**Aim:**
Collect every line of the records below that contains the word "Versus".

* * * * * * *

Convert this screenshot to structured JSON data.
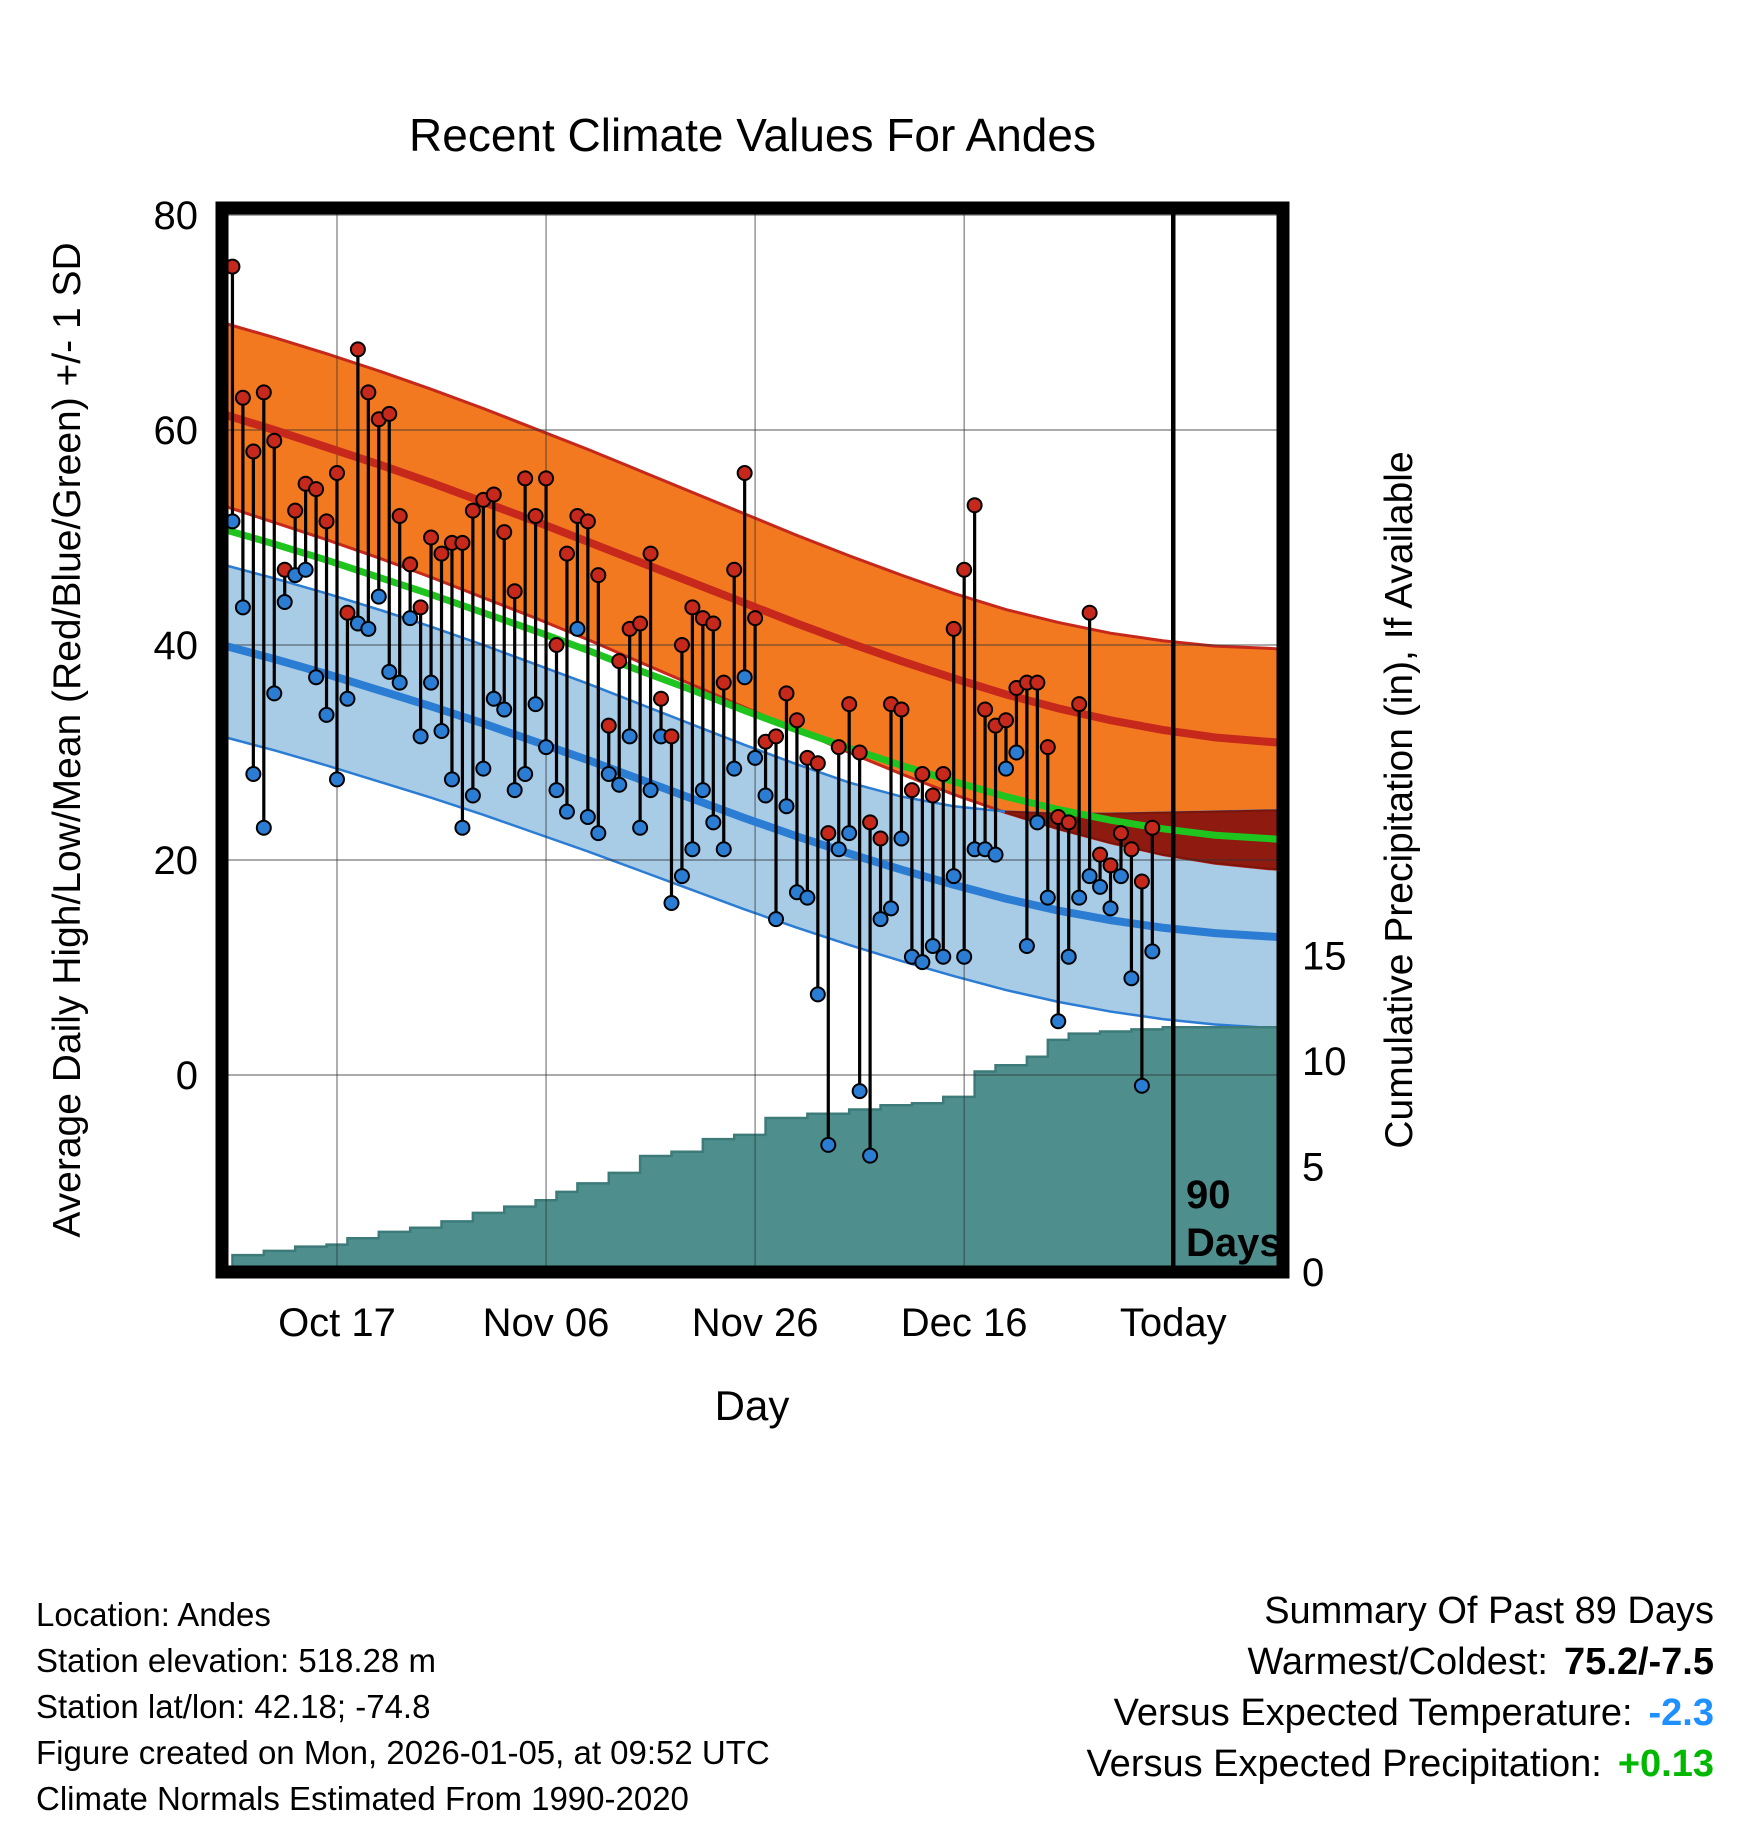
{
  "title": "Recent Climate Values For Andes",
  "chart_data": {
    "type": "line",
    "subtype": "climate-normals-bands + daily high/low whiskers + cumulative precipitation step area",
    "title": "Recent Climate Values For Andes",
    "xlabel": "Day",
    "ylabel_left": "Average Daily High/Low/Mean (Red/Blue/Green) +/- 1 SD",
    "ylabel_right": "Cumulative Precipitation (in), If Available",
    "x_domain_days": [
      0,
      101.5
    ],
    "temp_axis_range": [
      -18.3,
      80
    ],
    "precip_axis_range": [
      0,
      50.4
    ],
    "x_ticks": [
      {
        "day": 11,
        "label": "Oct 17"
      },
      {
        "day": 31,
        "label": "Nov 06"
      },
      {
        "day": 51,
        "label": "Nov 26"
      },
      {
        "day": 71,
        "label": "Dec 16"
      },
      {
        "day": 91,
        "label": "Today"
      }
    ],
    "left_ticks": [
      0,
      20,
      40,
      60,
      80
    ],
    "right_ticks": [
      0,
      5,
      10,
      15
    ],
    "today_day": 91,
    "normals": {
      "days": [
        0,
        5,
        10,
        15,
        20,
        25,
        30,
        35,
        40,
        45,
        50,
        55,
        60,
        65,
        70,
        75,
        80,
        85,
        90,
        95,
        100,
        101.5
      ],
      "high_upper": [
        70.0,
        68.6,
        67.1,
        65.5,
        63.8,
        62.0,
        60.1,
        58.2,
        56.2,
        54.2,
        52.2,
        50.2,
        48.3,
        46.5,
        44.8,
        43.3,
        42.1,
        41.1,
        40.4,
        39.9,
        39.7,
        39.6
      ],
      "high_mean": [
        61.5,
        60.0,
        58.4,
        56.8,
        55.1,
        53.3,
        51.5,
        49.6,
        47.7,
        45.8,
        43.9,
        42.0,
        40.2,
        38.5,
        36.9,
        35.4,
        34.1,
        33.0,
        32.1,
        31.4,
        31.0,
        30.9
      ],
      "high_lower": [
        53.0,
        51.4,
        49.8,
        48.1,
        46.3,
        44.4,
        42.5,
        40.5,
        38.4,
        36.3,
        34.2,
        32.1,
        30.0,
        28.0,
        26.1,
        24.4,
        22.9,
        21.6,
        20.5,
        19.7,
        19.2,
        19.1
      ],
      "mean": [
        50.8,
        49.4,
        47.9,
        46.3,
        44.7,
        43.0,
        41.3,
        39.5,
        37.6,
        35.8,
        33.9,
        32.1,
        30.4,
        28.8,
        27.3,
        25.9,
        24.7,
        23.7,
        22.9,
        22.3,
        22.0,
        21.9
      ],
      "low_upper": [
        47.5,
        46.2,
        44.8,
        43.3,
        41.7,
        40.0,
        38.2,
        36.4,
        34.5,
        32.6,
        30.7,
        28.9,
        27.2,
        25.9,
        25.0,
        24.5,
        24.3,
        24.3,
        24.4,
        24.5,
        24.6,
        24.6
      ],
      "low_mean": [
        40.0,
        38.7,
        37.3,
        35.8,
        34.3,
        32.7,
        31.0,
        29.3,
        27.5,
        25.7,
        23.9,
        22.2,
        20.6,
        19.1,
        17.7,
        16.4,
        15.3,
        14.4,
        13.7,
        13.2,
        12.9,
        12.8
      ],
      "low_lower": [
        31.5,
        30.2,
        28.8,
        27.3,
        25.8,
        24.2,
        22.5,
        20.8,
        19.0,
        17.2,
        15.4,
        13.7,
        12.1,
        10.6,
        9.2,
        7.9,
        6.8,
        5.9,
        5.2,
        4.7,
        4.4,
        4.3
      ]
    },
    "daily_high_low": [
      [
        1,
        75.2,
        51.5
      ],
      [
        2,
        63,
        43.5
      ],
      [
        3,
        58,
        28
      ],
      [
        4,
        63.5,
        23
      ],
      [
        5,
        59,
        35.5
      ],
      [
        6,
        47,
        44
      ],
      [
        7,
        52.5,
        46.5
      ],
      [
        8,
        55,
        47
      ],
      [
        9,
        54.5,
        37
      ],
      [
        10,
        51.5,
        33.5
      ],
      [
        11,
        56,
        27.5
      ],
      [
        12,
        43,
        35
      ],
      [
        13,
        67.5,
        42
      ],
      [
        14,
        63.5,
        41.5
      ],
      [
        15,
        61,
        44.5
      ],
      [
        16,
        61.5,
        37.5
      ],
      [
        17,
        52,
        36.5
      ],
      [
        18,
        47.5,
        42.5
      ],
      [
        19,
        43.5,
        31.5
      ],
      [
        20,
        50,
        36.5
      ],
      [
        21,
        48.5,
        32
      ],
      [
        22,
        49.5,
        27.5
      ],
      [
        23,
        49.5,
        23
      ],
      [
        24,
        52.5,
        26
      ],
      [
        25,
        53.5,
        28.5
      ],
      [
        26,
        54,
        35
      ],
      [
        27,
        50.5,
        34
      ],
      [
        28,
        45,
        26.5
      ],
      [
        29,
        55.5,
        28
      ],
      [
        30,
        52,
        34.5
      ],
      [
        31,
        55.5,
        30.5
      ],
      [
        32,
        40,
        26.5
      ],
      [
        33,
        48.5,
        24.5
      ],
      [
        34,
        52,
        41.5
      ],
      [
        35,
        51.5,
        24
      ],
      [
        36,
        46.5,
        22.5
      ],
      [
        37,
        32.5,
        28
      ],
      [
        38,
        38.5,
        27
      ],
      [
        39,
        41.5,
        31.5
      ],
      [
        40,
        42,
        23
      ],
      [
        41,
        48.5,
        26.5
      ],
      [
        42,
        35,
        31.5
      ],
      [
        43,
        31.5,
        16
      ],
      [
        44,
        40,
        18.5
      ],
      [
        45,
        43.5,
        21
      ],
      [
        46,
        42.5,
        26.5
      ],
      [
        47,
        42,
        23.5
      ],
      [
        48,
        36.5,
        21
      ],
      [
        49,
        47,
        28.5
      ],
      [
        50,
        56,
        37
      ],
      [
        51,
        42.5,
        29.5
      ],
      [
        52,
        31,
        26
      ],
      [
        53,
        31.5,
        14.5
      ],
      [
        54,
        35.5,
        25
      ],
      [
        55,
        33,
        17
      ],
      [
        56,
        29.5,
        16.5
      ],
      [
        57,
        29,
        7.5
      ],
      [
        58,
        22.5,
        -6.5
      ],
      [
        59,
        30.5,
        21
      ],
      [
        60,
        34.5,
        22.5
      ],
      [
        61,
        30,
        -1.5
      ],
      [
        62,
        23.5,
        -7.5
      ],
      [
        63,
        22,
        14.5
      ],
      [
        64,
        34.5,
        15.5
      ],
      [
        65,
        34,
        22
      ],
      [
        66,
        26.5,
        11
      ],
      [
        67,
        28,
        10.5
      ],
      [
        68,
        26,
        12
      ],
      [
        69,
        28,
        11
      ],
      [
        70,
        41.5,
        18.5
      ],
      [
        71,
        47,
        11
      ],
      [
        72,
        53,
        21
      ],
      [
        73,
        34,
        21
      ],
      [
        74,
        32.5,
        20.5
      ],
      [
        75,
        33,
        28.5
      ],
      [
        76,
        36,
        30
      ],
      [
        77,
        36.5,
        12
      ],
      [
        78,
        36.5,
        23.5
      ],
      [
        79,
        30.5,
        16.5
      ],
      [
        80,
        24,
        5
      ],
      [
        81,
        23.5,
        11
      ],
      [
        82,
        34.5,
        16.5
      ],
      [
        83,
        43,
        18.5
      ],
      [
        84,
        20.5,
        17.5
      ],
      [
        85,
        19.5,
        15.5
      ],
      [
        86,
        22.5,
        18.5
      ],
      [
        87,
        21,
        9
      ],
      [
        88,
        18,
        -1
      ],
      [
        89,
        23,
        11.5
      ]
    ],
    "cumulative_precip_in": [
      [
        1,
        0.8
      ],
      [
        4,
        1.0
      ],
      [
        7,
        1.2
      ],
      [
        10,
        1.3
      ],
      [
        12,
        1.6
      ],
      [
        15,
        1.9
      ],
      [
        18,
        2.1
      ],
      [
        21,
        2.4
      ],
      [
        24,
        2.8
      ],
      [
        27,
        3.1
      ],
      [
        30,
        3.4
      ],
      [
        32,
        3.8
      ],
      [
        34,
        4.2
      ],
      [
        37,
        4.7
      ],
      [
        40,
        5.5
      ],
      [
        43,
        5.7
      ],
      [
        46,
        6.3
      ],
      [
        49,
        6.5
      ],
      [
        52,
        7.3
      ],
      [
        56,
        7.5
      ],
      [
        60,
        7.7
      ],
      [
        63,
        7.9
      ],
      [
        66,
        8.0
      ],
      [
        69,
        8.3
      ],
      [
        72,
        9.5
      ],
      [
        74,
        9.8
      ],
      [
        77,
        10.2
      ],
      [
        79,
        11.0
      ],
      [
        81,
        11.3
      ],
      [
        84,
        11.4
      ],
      [
        87,
        11.5
      ],
      [
        90,
        11.6
      ],
      [
        101.5,
        11.7
      ]
    ]
  },
  "annotations": {
    "today_label_line1": "90",
    "today_label_line2": "Days"
  },
  "footer": {
    "location": "Location: Andes",
    "elevation": "Station elevation: 518.28 m",
    "latlon": "Station lat/lon: 42.18; -74.8",
    "created": "Figure created on Mon, 2026-01-05, at 09:52 UTC",
    "normals_note": "Climate Normals Estimated From 1990-2020"
  },
  "summary": {
    "title": "Summary Of Past 89 Days",
    "warmest_coldest_label": "Warmest/Coldest:",
    "warmest_coldest_value": "75.2/-7.5",
    "vs_temp_label": "Versus Expected Temperature:",
    "vs_temp_value": "-2.3",
    "vs_precip_label": "Versus Expected Precipitation:",
    "vs_precip_value": "+0.13"
  },
  "colors": {
    "high_band": "#F2791F",
    "high_line": "#C6281C",
    "overlap_band": "#8E1A10",
    "overlap_edge": "#7A150C",
    "mean_line": "#1FC41F",
    "low_band": "#A8CBE6",
    "low_line": "#2B7CD3",
    "precip_fill": "#4E8F8D",
    "precip_edge": "#3C7B79",
    "point_high": "#C6281C",
    "point_low": "#2B7CD3",
    "whisker": "#000000",
    "grid": "#333333",
    "frame": "#000000",
    "summary_temp_value": "#1E90FF",
    "summary_precip_value": "#00B800"
  }
}
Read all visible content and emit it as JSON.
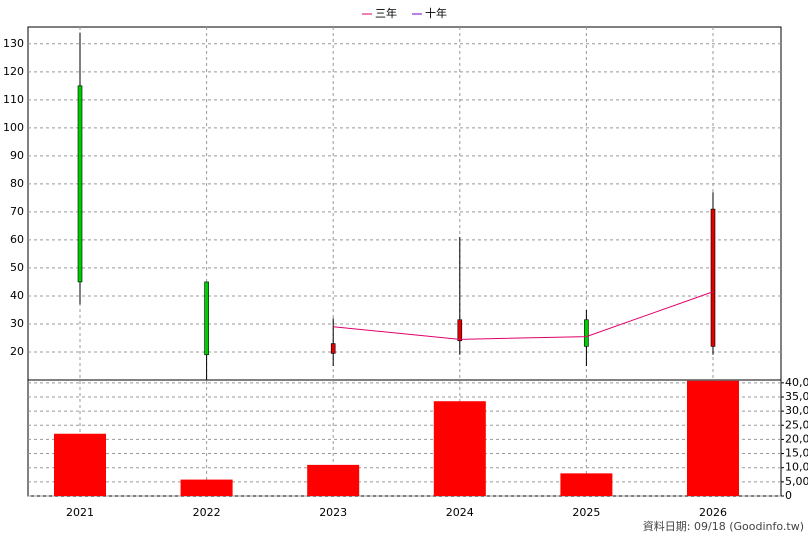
{
  "chart_data": {
    "type": "candlestick",
    "categories": [
      "2021",
      "2022",
      "2023",
      "2024",
      "2025",
      "2026"
    ],
    "open": [
      115,
      45,
      19.5,
      24,
      31.5,
      22
    ],
    "high": [
      134,
      45,
      32,
      61,
      35,
      77
    ],
    "low": [
      37,
      10,
      15,
      19,
      15,
      19
    ],
    "close": [
      45,
      19,
      23,
      31.5,
      22,
      71
    ],
    "up_color": "#e00000",
    "down_color": "#00cc00",
    "ylim": [
      10,
      136
    ],
    "yticks": [
      20,
      30,
      40,
      50,
      60,
      70,
      80,
      90,
      100,
      110,
      120,
      130
    ],
    "series": [
      {
        "name": "三年",
        "color": "#e0006a",
        "values": [
          null,
          null,
          29,
          24.5,
          25.5,
          41.5
        ]
      },
      {
        "name": "十年",
        "color": "#7a00c8",
        "values": [
          null,
          null,
          null,
          null,
          null,
          null
        ]
      }
    ],
    "volume": {
      "color": "#ff0000",
      "values": [
        22000,
        5800,
        11000,
        33500,
        8000,
        40700
      ]
    },
    "y2lim": [
      0,
      41000
    ],
    "y2ticks": [
      {
        "value": 0,
        "label": "0"
      },
      {
        "value": 5000,
        "label": "5,000"
      },
      {
        "value": 10000,
        "label": "10,000"
      },
      {
        "value": 15000,
        "label": "15,000"
      },
      {
        "value": 20000,
        "label": "20,000"
      },
      {
        "value": 25000,
        "label": "25,000"
      },
      {
        "value": 30000,
        "label": "30,000"
      },
      {
        "value": 35000,
        "label": "35,000"
      },
      {
        "value": 40000,
        "label": "40,000"
      }
    ],
    "grid": true,
    "footer": "資料日期: 09/18  (Goodinfo.tw)"
  }
}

* * * * * * *

**Solution to this task:**
    "vs_temp_label": "Versus Expected Temperature:",
    "vs_precip_label": "Versus Expected Precipitation:",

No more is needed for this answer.